Written task:
Pick out each line containing the string "Slope".

Input data:
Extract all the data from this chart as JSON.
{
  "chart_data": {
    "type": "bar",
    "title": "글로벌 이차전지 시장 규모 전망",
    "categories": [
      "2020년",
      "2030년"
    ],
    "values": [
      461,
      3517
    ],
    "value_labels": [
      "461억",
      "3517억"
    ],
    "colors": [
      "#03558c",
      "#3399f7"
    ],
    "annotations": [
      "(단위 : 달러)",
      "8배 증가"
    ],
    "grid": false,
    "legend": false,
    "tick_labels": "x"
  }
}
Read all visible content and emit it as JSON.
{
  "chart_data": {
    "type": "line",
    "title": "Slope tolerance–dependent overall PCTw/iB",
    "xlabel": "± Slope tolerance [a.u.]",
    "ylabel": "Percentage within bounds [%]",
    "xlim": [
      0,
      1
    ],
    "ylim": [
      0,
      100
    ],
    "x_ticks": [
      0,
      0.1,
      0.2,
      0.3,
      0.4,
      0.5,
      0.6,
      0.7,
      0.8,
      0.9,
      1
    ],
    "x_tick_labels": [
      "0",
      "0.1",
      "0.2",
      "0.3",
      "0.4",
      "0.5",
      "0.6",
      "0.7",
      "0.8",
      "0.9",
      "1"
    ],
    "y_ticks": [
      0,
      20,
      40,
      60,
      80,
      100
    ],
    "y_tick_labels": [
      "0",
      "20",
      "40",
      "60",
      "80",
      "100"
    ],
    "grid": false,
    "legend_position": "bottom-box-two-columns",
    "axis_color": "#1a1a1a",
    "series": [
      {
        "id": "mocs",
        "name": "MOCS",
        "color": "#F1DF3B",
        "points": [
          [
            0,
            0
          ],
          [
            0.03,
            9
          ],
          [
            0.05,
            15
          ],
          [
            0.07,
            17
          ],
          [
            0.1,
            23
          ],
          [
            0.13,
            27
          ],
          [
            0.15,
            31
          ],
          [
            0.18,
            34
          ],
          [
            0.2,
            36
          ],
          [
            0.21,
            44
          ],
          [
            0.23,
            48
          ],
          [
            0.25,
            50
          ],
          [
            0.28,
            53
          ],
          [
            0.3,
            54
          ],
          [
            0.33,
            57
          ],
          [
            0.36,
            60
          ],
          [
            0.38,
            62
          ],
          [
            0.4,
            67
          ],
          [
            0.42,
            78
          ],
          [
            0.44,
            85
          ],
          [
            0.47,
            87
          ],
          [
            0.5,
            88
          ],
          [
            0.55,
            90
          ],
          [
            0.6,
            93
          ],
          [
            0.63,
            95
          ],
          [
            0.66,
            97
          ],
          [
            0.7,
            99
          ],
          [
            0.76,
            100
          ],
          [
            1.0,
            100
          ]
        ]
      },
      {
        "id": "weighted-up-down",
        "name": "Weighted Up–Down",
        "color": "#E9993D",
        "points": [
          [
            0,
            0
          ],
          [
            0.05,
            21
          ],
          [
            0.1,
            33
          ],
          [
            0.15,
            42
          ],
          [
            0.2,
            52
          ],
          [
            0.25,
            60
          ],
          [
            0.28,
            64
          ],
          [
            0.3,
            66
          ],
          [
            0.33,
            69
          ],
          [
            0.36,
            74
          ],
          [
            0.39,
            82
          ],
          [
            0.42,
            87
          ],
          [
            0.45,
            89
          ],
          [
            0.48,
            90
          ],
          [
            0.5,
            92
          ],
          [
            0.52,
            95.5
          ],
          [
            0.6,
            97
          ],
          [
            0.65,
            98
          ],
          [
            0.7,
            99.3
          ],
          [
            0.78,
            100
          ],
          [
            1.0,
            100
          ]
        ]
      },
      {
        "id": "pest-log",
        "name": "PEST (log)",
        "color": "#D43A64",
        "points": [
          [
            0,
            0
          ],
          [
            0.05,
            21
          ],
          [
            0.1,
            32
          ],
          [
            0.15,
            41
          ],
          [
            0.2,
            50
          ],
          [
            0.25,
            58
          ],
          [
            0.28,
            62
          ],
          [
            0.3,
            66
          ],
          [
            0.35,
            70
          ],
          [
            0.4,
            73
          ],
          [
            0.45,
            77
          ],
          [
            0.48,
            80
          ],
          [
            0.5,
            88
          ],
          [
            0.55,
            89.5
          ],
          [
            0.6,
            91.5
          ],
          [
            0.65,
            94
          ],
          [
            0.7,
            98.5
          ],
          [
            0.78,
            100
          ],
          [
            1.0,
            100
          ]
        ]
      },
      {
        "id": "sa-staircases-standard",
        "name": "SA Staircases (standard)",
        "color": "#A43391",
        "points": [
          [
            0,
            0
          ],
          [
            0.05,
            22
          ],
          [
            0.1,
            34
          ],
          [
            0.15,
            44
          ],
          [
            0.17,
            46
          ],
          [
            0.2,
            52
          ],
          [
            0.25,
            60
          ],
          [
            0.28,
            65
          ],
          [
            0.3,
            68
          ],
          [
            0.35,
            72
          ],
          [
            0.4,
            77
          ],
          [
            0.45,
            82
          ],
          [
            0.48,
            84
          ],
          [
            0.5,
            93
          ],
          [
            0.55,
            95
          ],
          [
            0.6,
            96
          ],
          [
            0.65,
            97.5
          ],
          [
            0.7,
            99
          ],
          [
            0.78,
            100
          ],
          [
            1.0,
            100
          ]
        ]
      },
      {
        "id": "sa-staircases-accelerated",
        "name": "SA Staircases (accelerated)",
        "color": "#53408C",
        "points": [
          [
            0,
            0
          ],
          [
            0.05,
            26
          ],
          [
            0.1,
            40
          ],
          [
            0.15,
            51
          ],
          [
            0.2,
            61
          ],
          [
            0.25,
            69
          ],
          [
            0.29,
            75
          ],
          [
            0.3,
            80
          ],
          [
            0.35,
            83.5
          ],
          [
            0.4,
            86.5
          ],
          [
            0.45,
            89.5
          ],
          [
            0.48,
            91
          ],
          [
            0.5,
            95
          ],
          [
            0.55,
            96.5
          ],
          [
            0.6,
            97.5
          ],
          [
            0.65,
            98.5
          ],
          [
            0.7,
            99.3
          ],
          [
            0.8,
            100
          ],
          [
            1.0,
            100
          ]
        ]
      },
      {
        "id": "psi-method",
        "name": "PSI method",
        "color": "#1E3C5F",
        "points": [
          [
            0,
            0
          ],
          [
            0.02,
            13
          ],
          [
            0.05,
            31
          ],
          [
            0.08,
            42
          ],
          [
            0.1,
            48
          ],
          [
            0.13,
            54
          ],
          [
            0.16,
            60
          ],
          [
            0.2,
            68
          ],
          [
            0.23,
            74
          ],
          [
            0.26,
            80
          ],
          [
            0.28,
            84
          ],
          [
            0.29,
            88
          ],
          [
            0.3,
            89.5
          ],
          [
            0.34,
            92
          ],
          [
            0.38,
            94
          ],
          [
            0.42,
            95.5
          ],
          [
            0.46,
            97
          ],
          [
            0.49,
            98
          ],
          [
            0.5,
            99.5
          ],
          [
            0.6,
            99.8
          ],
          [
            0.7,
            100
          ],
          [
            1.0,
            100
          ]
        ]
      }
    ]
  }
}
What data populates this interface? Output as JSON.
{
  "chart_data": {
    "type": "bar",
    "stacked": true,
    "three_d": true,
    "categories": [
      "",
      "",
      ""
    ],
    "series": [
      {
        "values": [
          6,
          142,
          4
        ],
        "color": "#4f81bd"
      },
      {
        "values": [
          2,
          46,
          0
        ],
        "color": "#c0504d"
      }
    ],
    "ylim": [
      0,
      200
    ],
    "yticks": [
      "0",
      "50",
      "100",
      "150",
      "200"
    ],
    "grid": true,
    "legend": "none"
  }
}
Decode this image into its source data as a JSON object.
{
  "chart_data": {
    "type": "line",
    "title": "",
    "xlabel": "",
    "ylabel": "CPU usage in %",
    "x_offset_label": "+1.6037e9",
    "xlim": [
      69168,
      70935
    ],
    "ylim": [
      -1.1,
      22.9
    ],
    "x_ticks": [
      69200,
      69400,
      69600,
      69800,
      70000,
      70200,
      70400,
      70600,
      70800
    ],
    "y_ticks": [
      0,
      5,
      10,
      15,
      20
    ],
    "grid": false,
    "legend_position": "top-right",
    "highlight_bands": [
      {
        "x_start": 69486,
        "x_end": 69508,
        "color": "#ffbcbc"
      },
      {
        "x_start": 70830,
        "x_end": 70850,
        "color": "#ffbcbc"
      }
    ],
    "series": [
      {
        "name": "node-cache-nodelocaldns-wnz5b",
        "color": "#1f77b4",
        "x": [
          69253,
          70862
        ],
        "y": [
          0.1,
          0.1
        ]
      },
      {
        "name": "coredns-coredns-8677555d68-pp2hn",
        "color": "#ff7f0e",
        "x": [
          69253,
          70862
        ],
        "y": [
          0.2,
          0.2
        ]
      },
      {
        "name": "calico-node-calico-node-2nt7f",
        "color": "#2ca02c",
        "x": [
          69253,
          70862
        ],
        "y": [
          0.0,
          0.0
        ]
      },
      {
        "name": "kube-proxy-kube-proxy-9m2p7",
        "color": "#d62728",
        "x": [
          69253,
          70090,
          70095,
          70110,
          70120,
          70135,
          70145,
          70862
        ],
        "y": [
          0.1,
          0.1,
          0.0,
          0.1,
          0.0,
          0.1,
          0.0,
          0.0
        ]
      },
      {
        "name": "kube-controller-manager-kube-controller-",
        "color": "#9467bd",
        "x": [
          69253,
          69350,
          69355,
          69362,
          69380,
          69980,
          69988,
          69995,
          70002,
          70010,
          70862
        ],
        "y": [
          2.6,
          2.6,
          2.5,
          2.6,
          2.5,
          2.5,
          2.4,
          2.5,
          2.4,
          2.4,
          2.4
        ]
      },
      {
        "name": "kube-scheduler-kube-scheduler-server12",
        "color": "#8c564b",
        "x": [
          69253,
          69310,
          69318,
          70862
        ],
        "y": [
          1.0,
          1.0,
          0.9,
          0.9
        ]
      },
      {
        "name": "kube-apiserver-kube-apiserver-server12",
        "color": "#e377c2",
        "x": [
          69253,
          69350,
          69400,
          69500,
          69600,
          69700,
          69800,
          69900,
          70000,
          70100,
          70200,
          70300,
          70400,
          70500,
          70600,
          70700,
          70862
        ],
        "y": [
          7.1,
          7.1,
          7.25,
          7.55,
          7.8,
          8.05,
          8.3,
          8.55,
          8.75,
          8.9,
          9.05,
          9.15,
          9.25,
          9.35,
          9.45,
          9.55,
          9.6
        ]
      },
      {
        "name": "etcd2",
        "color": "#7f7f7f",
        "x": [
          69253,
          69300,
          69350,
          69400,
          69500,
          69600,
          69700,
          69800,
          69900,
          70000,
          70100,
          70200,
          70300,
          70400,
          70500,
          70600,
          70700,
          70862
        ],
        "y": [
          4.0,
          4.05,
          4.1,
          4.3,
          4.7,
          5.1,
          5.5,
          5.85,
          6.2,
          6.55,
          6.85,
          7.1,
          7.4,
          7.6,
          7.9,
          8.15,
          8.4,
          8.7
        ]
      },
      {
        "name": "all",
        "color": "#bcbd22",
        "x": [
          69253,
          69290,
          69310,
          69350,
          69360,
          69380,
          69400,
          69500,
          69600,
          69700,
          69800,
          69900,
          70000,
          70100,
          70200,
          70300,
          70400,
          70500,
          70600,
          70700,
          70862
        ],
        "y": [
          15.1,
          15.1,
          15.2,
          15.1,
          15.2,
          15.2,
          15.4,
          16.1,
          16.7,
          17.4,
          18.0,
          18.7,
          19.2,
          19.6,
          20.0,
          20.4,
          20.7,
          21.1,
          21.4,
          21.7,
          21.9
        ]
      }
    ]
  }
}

Full response:
    "title": "Slope tolerance–dependent overall PCTw/iB",
    "xlabel": "± Slope tolerance [a.u.]",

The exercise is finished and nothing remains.